The task :: From the entries below, gather every line containing the string "balanced".

Recorded data ::

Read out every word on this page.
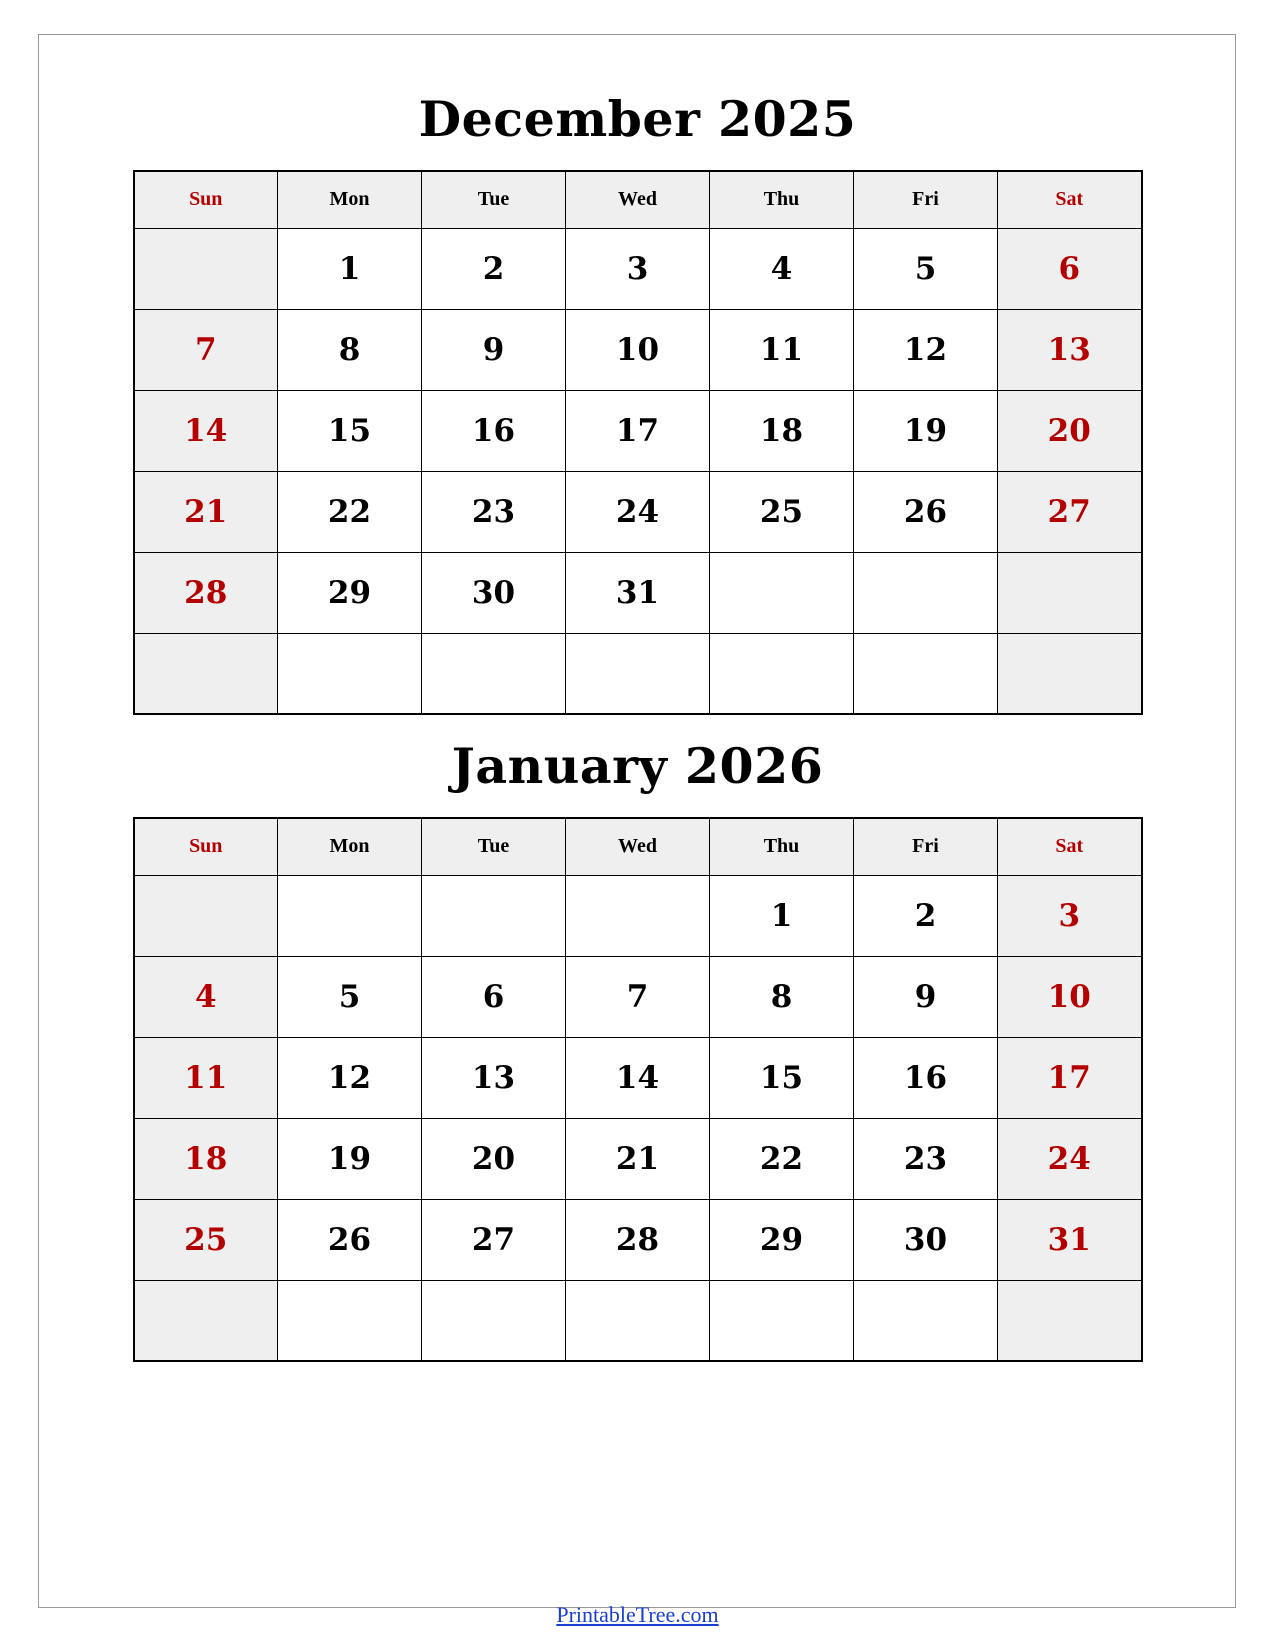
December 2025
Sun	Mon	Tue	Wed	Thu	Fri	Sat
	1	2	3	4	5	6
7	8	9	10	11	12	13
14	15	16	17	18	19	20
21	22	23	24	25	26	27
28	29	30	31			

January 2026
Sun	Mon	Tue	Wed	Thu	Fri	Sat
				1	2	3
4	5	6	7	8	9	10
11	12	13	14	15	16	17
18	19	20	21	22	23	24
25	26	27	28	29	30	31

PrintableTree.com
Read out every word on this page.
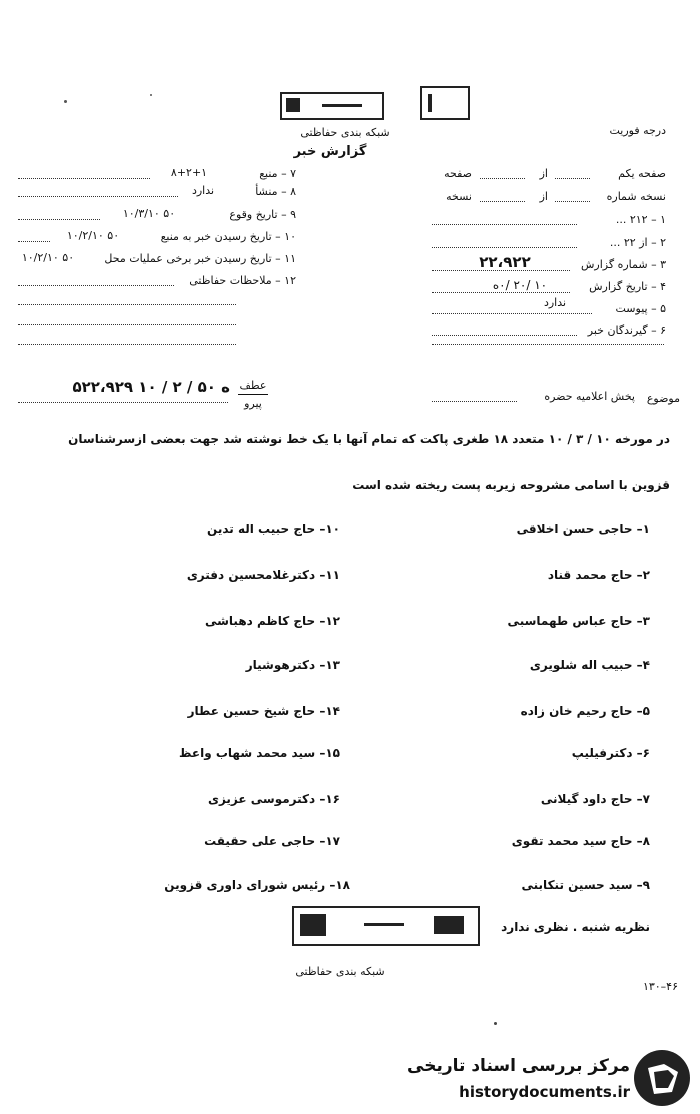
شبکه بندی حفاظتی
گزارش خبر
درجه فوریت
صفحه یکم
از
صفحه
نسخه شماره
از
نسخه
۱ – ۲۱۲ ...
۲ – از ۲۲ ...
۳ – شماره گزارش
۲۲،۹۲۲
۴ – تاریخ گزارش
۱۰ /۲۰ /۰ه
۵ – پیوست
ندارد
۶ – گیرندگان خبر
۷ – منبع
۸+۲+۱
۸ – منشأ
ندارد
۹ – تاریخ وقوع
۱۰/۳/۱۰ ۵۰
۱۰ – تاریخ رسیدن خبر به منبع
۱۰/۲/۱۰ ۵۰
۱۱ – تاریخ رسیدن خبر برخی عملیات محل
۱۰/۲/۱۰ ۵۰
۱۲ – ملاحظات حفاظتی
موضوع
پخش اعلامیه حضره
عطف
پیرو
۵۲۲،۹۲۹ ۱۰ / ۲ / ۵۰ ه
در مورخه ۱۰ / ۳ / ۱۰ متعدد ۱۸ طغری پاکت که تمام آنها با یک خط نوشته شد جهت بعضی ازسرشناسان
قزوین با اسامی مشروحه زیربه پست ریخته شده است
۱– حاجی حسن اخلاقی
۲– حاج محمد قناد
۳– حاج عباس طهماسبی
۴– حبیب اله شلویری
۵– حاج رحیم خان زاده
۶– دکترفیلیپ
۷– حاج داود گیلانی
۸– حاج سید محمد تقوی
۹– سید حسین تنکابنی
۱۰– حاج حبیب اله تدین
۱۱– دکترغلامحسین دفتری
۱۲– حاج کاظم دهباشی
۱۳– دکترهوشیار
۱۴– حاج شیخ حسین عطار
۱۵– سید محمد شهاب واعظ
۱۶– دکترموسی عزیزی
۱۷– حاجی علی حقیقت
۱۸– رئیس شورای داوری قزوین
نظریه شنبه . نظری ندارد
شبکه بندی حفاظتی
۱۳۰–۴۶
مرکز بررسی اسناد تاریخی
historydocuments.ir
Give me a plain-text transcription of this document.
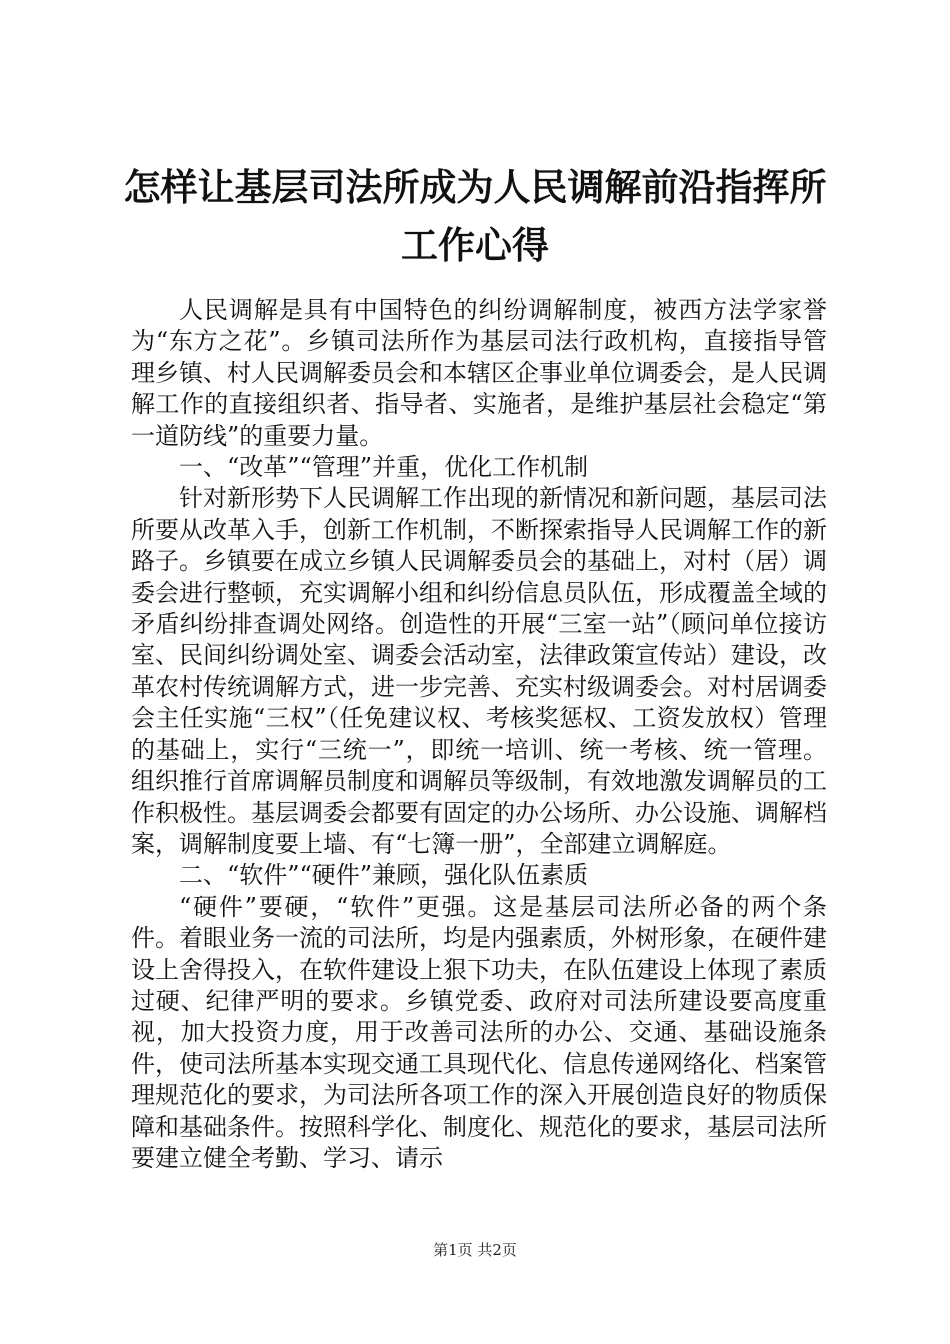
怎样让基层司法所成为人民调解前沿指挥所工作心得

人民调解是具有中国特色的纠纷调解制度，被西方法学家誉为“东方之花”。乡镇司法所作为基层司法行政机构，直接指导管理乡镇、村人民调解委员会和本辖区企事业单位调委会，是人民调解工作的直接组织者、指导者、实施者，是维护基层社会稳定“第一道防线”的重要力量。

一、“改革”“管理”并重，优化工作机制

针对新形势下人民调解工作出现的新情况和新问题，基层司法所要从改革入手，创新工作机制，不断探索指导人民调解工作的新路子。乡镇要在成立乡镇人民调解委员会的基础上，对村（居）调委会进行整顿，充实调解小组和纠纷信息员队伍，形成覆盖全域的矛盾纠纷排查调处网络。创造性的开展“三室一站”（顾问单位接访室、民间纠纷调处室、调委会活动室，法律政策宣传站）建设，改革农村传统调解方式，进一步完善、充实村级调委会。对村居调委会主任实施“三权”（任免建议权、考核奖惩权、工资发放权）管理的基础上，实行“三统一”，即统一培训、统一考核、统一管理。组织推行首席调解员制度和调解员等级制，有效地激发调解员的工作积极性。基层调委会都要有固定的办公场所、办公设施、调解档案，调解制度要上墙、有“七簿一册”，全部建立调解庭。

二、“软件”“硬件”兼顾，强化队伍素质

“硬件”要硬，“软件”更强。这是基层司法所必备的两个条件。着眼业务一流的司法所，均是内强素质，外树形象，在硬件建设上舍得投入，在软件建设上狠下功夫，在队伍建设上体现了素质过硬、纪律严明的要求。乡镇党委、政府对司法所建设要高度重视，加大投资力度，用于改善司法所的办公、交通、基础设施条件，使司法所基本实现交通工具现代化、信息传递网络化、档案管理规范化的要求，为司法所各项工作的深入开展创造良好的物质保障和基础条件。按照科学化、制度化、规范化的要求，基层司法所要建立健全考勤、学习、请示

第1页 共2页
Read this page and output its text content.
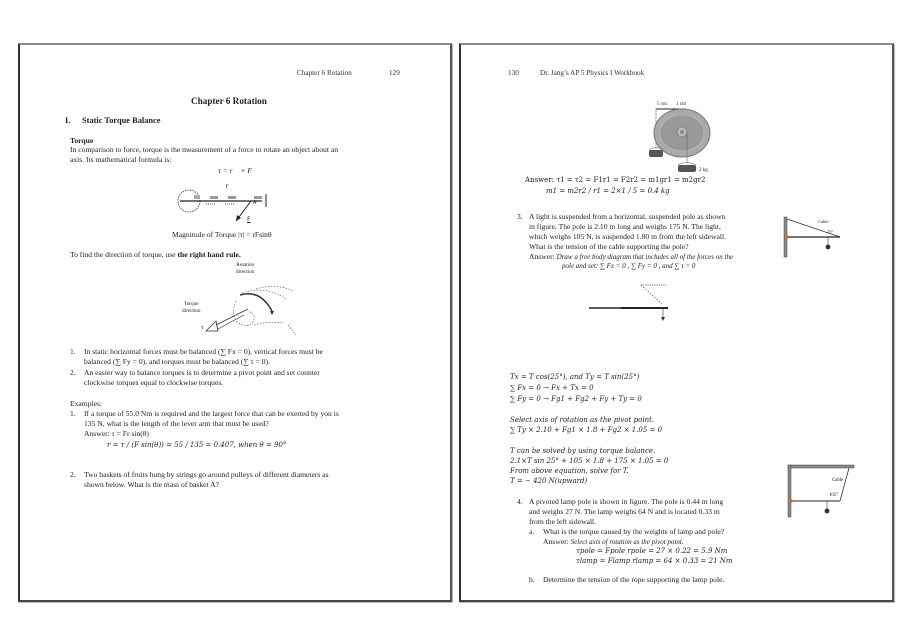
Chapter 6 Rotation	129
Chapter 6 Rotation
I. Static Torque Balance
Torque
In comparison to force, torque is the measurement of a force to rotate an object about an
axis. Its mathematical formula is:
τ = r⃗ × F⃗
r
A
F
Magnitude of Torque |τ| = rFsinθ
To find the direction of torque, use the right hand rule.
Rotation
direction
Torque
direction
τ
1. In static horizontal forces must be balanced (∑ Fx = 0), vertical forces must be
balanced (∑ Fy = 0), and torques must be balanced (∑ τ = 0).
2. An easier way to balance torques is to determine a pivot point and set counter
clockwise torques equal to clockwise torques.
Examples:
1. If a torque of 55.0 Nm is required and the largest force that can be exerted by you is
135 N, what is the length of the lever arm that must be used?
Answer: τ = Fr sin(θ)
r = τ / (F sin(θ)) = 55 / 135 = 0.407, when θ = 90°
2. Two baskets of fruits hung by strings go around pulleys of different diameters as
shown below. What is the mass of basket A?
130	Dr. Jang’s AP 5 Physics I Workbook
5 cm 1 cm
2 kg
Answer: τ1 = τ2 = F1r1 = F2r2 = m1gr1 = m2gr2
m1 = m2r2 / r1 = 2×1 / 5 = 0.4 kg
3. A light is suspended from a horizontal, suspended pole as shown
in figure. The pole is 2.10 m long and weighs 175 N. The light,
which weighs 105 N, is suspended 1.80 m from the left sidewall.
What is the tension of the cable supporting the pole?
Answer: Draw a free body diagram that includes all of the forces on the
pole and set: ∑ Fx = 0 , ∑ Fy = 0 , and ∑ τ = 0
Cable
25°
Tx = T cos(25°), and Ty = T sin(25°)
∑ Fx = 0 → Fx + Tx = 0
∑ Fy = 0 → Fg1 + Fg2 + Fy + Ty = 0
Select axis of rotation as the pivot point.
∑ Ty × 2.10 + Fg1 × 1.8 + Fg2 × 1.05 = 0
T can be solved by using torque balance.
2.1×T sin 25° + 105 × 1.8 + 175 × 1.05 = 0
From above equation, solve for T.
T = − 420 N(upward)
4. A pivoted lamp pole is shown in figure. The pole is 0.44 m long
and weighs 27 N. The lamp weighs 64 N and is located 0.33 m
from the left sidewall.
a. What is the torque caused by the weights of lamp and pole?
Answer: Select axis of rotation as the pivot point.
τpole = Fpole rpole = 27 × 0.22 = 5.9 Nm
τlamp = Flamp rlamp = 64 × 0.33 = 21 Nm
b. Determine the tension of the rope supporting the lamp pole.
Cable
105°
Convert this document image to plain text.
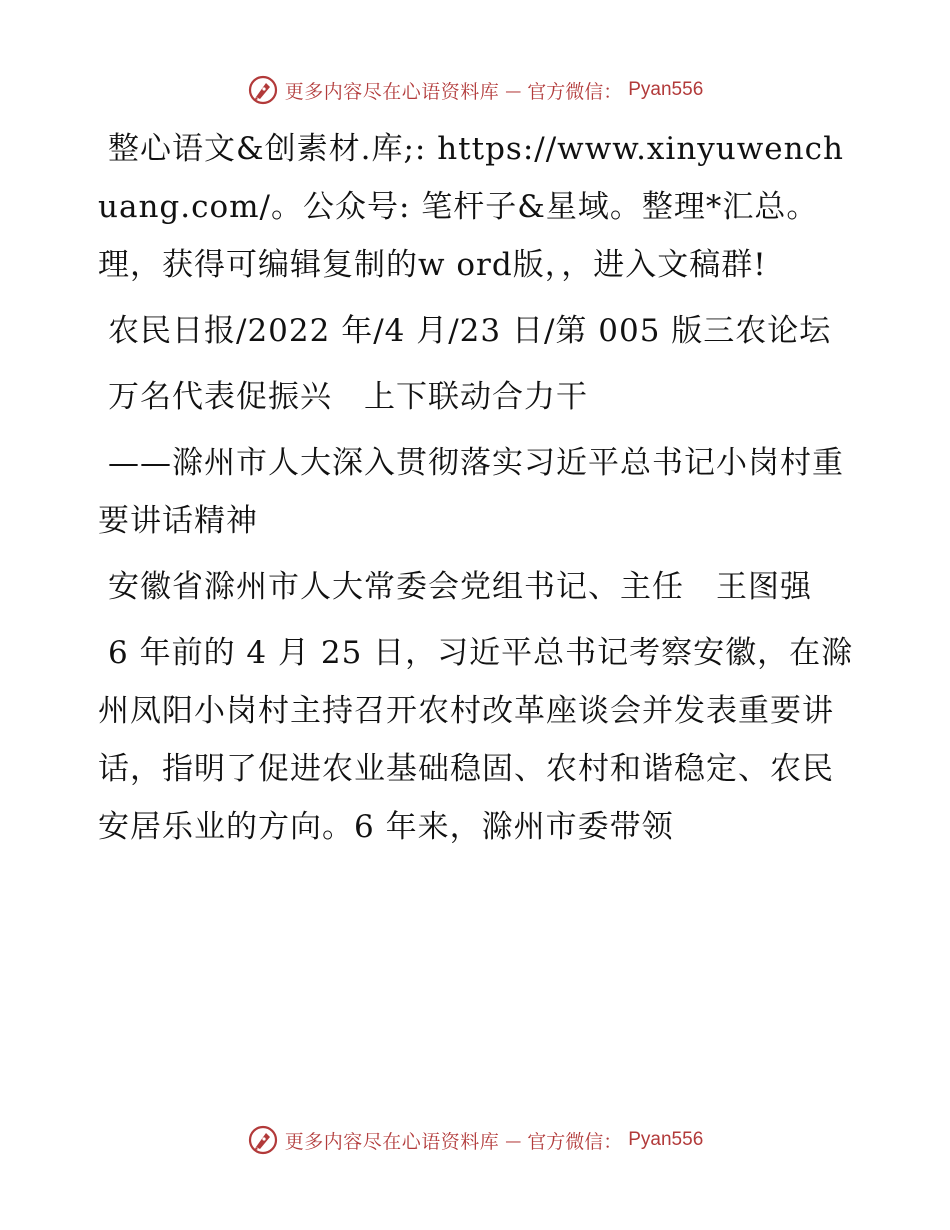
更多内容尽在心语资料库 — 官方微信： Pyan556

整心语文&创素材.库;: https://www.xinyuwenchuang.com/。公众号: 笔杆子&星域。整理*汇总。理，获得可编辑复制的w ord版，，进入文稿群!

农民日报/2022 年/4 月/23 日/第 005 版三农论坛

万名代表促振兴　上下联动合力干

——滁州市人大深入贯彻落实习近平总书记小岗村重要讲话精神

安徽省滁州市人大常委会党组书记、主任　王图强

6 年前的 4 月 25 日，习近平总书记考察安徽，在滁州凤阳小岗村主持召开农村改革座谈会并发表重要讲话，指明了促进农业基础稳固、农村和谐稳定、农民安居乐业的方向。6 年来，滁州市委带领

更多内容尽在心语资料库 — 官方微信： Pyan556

Answer for this exercise ::
1. In static horizontal forces must be balanced (∑ Fx = 0), vertical forces must be
balanced (∑ Fy = 0), and torques must be balanced (∑ τ = 0).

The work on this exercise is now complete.